* **PASSAGE SHOWN**:
################

EX-24 16 ex24b8201victory3rdssafpa.htm EXHIBIT 24(B)(8.201) VICTORY 3RD SSA-FPA ex24b8201victory3rdssafpa.htm - Generated by SEC Publisher for SEC Filing

Exhibit 24(b)(8.201)

Third Amendment to the Selling and Services Agreement and Fund Participation Agreement

 

 

            This Third Amendment dated as of the 1st day of January 1, 2017, by and among Voya Retirement Insurance and Annuity Company, formerly ING Life Insurance and Annuity Company (“Voya Retirement”), Voya Institutional Plan Services, LLC, formerly ING Institutional Plan Services, LLP (“Voya Institutional”), Voya Financial Partners, LLC, formerly ING Financial Advisers, LLC (“Voya Financial”)(collectively “Voya,” formerly “ING”), Victory Capital Advisers, Inc. (the “Distributor”), and Victory Portfolios (“VP”), on behalf of each of its respective series (each a “VP Fund,” and collectively the “VP Funds”) individually and not jointly, is made to the Selling and Services Agreement and Fund Participation Agreement dated as of August 10, 2005, as amended (the “Agreement”).  Terms defined in the Agreement are used herein as therein defined.

################

* **EXERCISE INSTRUCTIONS**:
Write the next part of the amendment to the Voya and Victory selling and fund participation agreement, picking up after its opening paragraph.

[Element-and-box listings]

################

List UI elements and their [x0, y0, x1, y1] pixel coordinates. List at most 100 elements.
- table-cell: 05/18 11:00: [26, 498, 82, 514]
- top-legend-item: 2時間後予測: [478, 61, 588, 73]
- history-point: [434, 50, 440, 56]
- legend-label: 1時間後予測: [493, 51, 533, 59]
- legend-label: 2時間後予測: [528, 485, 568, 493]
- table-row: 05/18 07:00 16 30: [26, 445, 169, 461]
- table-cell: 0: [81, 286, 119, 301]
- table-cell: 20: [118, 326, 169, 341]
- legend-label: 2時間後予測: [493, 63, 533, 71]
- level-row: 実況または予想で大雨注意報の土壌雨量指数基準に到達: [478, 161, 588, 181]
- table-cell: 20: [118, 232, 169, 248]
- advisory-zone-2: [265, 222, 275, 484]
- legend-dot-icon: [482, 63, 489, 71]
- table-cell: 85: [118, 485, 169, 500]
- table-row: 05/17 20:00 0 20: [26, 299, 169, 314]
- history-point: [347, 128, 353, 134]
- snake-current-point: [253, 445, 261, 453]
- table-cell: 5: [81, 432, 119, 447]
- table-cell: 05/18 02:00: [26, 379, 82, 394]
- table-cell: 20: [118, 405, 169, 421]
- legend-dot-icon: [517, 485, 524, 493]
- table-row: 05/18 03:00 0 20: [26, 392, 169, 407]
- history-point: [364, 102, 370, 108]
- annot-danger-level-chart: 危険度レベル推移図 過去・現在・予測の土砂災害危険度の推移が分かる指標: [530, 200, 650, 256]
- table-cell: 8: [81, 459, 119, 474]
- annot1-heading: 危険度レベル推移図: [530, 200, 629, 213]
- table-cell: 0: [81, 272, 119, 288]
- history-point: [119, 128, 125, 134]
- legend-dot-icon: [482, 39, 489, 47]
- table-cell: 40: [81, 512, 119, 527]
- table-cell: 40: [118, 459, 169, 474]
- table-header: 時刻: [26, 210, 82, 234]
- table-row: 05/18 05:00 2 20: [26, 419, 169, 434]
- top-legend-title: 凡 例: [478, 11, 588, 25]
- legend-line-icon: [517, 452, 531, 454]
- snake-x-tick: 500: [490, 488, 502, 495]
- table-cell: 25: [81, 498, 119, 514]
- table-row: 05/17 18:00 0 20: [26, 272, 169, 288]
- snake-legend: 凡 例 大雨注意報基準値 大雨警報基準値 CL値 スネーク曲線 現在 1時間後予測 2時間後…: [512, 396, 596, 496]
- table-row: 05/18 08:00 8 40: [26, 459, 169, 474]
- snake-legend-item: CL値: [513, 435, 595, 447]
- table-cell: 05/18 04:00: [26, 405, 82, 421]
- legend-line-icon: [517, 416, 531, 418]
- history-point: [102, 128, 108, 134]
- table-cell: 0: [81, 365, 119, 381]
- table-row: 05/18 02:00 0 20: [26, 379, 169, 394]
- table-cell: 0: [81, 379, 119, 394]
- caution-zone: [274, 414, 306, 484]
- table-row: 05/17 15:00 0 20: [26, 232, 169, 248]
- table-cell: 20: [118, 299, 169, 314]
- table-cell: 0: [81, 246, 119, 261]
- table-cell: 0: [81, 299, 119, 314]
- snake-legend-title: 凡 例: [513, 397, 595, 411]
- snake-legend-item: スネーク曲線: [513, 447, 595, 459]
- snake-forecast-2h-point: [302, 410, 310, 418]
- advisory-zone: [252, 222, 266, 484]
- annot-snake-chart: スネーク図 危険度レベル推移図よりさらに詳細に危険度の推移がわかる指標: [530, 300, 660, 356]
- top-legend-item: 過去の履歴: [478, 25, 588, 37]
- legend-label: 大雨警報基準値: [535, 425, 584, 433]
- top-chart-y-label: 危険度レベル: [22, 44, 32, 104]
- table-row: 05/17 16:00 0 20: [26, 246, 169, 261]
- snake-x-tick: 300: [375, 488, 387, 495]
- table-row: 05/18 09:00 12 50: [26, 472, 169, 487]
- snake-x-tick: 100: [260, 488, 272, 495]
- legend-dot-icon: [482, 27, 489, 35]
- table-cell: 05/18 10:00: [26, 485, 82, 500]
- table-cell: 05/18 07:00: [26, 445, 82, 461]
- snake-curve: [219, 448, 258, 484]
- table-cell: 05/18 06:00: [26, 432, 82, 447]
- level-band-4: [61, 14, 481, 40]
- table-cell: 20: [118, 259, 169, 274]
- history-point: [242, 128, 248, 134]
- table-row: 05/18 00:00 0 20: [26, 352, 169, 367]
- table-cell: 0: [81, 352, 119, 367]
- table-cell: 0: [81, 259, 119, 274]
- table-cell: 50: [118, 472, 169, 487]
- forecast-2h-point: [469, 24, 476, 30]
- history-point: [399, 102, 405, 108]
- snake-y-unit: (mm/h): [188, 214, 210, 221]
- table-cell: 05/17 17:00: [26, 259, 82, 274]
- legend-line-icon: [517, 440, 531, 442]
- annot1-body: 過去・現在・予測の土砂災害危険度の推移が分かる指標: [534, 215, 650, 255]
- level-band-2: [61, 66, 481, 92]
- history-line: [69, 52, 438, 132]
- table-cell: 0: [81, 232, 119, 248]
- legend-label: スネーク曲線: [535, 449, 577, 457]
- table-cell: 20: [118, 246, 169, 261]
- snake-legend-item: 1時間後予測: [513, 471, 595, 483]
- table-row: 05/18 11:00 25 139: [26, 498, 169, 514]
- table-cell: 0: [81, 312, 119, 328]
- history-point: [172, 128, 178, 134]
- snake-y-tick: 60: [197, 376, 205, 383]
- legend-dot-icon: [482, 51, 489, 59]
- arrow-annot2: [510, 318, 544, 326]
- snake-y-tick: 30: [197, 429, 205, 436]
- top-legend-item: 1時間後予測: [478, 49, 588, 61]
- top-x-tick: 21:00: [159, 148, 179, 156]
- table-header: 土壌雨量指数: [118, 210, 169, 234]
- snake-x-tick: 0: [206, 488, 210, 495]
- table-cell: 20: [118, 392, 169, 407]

################

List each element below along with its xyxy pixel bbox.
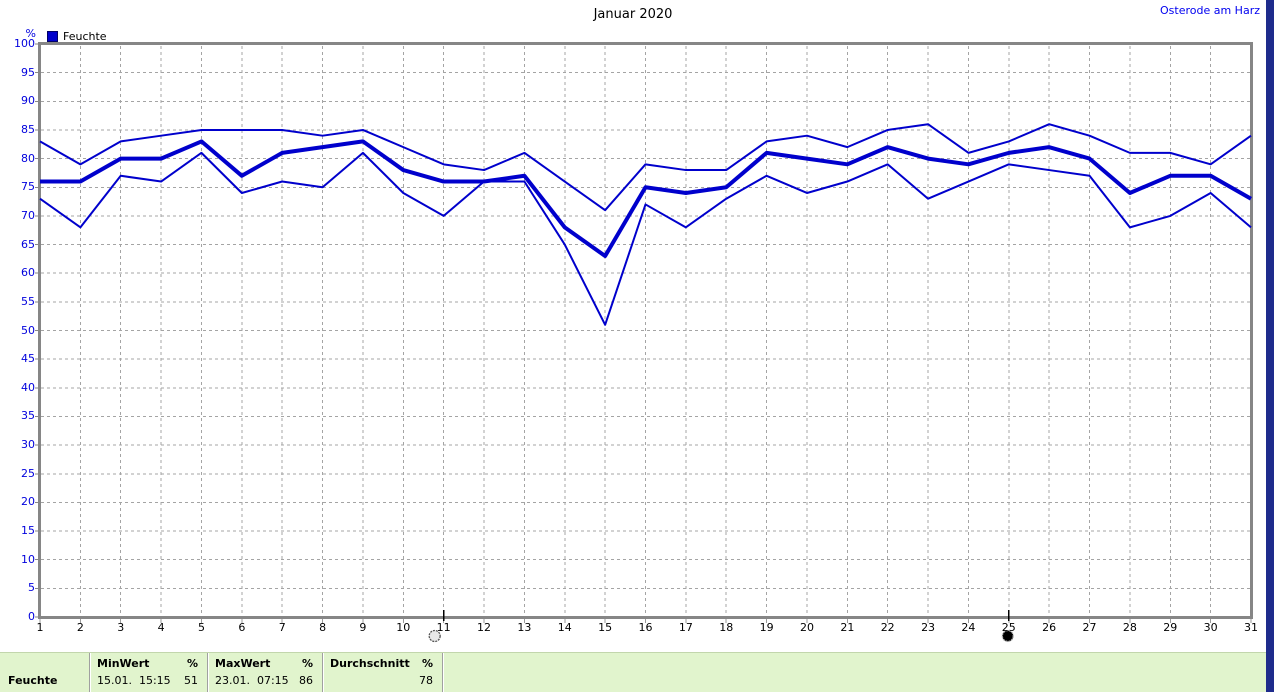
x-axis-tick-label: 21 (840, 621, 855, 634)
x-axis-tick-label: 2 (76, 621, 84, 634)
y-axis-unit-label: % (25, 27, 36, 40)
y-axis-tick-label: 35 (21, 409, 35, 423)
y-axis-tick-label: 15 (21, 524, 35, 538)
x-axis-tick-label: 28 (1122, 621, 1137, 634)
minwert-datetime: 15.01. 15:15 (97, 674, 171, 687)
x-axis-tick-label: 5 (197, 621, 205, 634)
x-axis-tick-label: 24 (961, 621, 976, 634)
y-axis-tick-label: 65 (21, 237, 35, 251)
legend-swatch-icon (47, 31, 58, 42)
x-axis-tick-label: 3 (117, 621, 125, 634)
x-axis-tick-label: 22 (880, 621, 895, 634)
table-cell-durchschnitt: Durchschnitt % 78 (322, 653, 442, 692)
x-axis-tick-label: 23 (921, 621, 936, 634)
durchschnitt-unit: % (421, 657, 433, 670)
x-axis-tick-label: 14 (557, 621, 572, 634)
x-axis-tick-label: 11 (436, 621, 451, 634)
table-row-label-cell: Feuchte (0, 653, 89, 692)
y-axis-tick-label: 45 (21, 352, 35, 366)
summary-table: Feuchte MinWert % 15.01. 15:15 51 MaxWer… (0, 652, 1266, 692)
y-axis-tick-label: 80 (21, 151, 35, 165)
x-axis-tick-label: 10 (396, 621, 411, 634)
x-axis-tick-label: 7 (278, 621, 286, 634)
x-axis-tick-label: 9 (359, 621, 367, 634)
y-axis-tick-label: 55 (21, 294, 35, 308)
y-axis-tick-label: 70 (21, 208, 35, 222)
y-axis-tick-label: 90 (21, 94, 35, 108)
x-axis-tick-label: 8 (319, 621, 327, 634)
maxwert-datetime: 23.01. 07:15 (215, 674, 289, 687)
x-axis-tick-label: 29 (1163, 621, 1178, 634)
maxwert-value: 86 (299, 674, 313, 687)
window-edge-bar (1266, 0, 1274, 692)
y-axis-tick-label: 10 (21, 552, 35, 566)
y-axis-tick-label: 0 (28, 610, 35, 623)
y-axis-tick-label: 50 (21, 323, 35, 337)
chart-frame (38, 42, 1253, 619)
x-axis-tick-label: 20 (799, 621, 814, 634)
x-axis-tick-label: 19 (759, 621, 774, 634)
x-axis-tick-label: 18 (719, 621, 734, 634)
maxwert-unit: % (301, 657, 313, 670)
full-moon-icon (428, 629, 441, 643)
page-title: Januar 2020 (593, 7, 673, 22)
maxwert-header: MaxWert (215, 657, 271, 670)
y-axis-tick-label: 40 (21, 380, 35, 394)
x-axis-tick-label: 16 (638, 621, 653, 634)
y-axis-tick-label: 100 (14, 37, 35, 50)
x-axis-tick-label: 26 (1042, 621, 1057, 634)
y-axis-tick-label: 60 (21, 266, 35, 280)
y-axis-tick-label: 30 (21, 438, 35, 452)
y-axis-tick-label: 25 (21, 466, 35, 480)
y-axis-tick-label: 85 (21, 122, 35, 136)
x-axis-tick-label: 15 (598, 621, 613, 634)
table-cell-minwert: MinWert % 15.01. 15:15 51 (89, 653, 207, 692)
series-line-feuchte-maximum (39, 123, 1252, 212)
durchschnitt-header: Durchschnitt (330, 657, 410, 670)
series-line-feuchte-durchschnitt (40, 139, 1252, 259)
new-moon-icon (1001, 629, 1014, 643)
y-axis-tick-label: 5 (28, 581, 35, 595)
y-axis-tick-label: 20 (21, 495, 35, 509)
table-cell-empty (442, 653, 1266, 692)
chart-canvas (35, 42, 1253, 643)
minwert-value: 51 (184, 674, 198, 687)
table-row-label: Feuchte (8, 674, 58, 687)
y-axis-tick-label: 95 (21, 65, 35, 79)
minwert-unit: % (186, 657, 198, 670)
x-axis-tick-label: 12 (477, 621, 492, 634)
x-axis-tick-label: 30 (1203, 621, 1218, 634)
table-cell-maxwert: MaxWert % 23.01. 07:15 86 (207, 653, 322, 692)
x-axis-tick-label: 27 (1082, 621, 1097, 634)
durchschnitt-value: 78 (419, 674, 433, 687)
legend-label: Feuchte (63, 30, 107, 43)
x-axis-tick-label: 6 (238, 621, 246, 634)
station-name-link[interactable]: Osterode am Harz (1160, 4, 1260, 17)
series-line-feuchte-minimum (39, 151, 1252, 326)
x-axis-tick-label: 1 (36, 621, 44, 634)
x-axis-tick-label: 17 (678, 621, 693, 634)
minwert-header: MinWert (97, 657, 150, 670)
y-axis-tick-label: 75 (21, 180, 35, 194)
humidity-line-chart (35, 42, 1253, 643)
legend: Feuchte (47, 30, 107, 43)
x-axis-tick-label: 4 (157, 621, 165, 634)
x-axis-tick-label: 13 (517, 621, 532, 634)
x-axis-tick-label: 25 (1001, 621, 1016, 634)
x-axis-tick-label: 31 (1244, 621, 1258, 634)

################

* **SOLVED EXERCISE**:
            WHEREAS, following the reorganization of each applicable series portfolio of the Munder Series Trust into a corresponding series of VP Funds, as applicable, the Agreement, together with each such amendment, was assigned to VP by agreement dated September 3, 2014;

 

            WHEREAS, Voya and the VP Funds are now parties to the Agreement; and

 

            WHEREAS, the parties desire to add Class I shares to the list of classes of VP Fund shares covered by the Agreement;

 

            WHEREAS, Class I shares do not pay Rule 12b-1 fees or finders fees to intermediaries; and

 

            WHEREAS, the parties desire to include the Distributor as a party to the Agreement;

           

            NOW, THEREFORE, in consideration of the promises and mutual covenants hereinafter contained, the parties agree as follows:

 

 

1.         The Distributor is hereby added as a party to the Agreement for the purposes of effecting all fee payments in accordance with the terms of the Agreement.

 

2.         Section 5 of the Agreement entitled “12b-1 Fees” is hereby amended as follows:

 

                  “5. 12b-1 Fees.

 

         To compensate Voya Financial for its distribution of Fund Shares or administrative services related to Fund Shares, Distributor shall make quarterly payments to Voya Financial, as specified in Schedule A (attached), based on the average net assets invested in the Funds through the Contracts or through Voya Retirement’s or Voya Institutional’s arrangements with Plans in each calendar quarter.  Distributor will make such payments to Voya Financial within thirty (30) days after the end of each calendar quarter.  Each payment will be accompanied by a statement showing the calculation of the fee payable to Voya Financial for the quarter and such other supporting data as may be reasonably requested by Voya Financial. If required by a Plan or by applicable law, Voya Financial shall have the right to allocate to a Plan or to Participant accounts in a Plan all or a portion of such 12b-1 fees, or to use 12b-1 fees it collects from Distributor to offset other fees payable by the Plan to Voya Financial.”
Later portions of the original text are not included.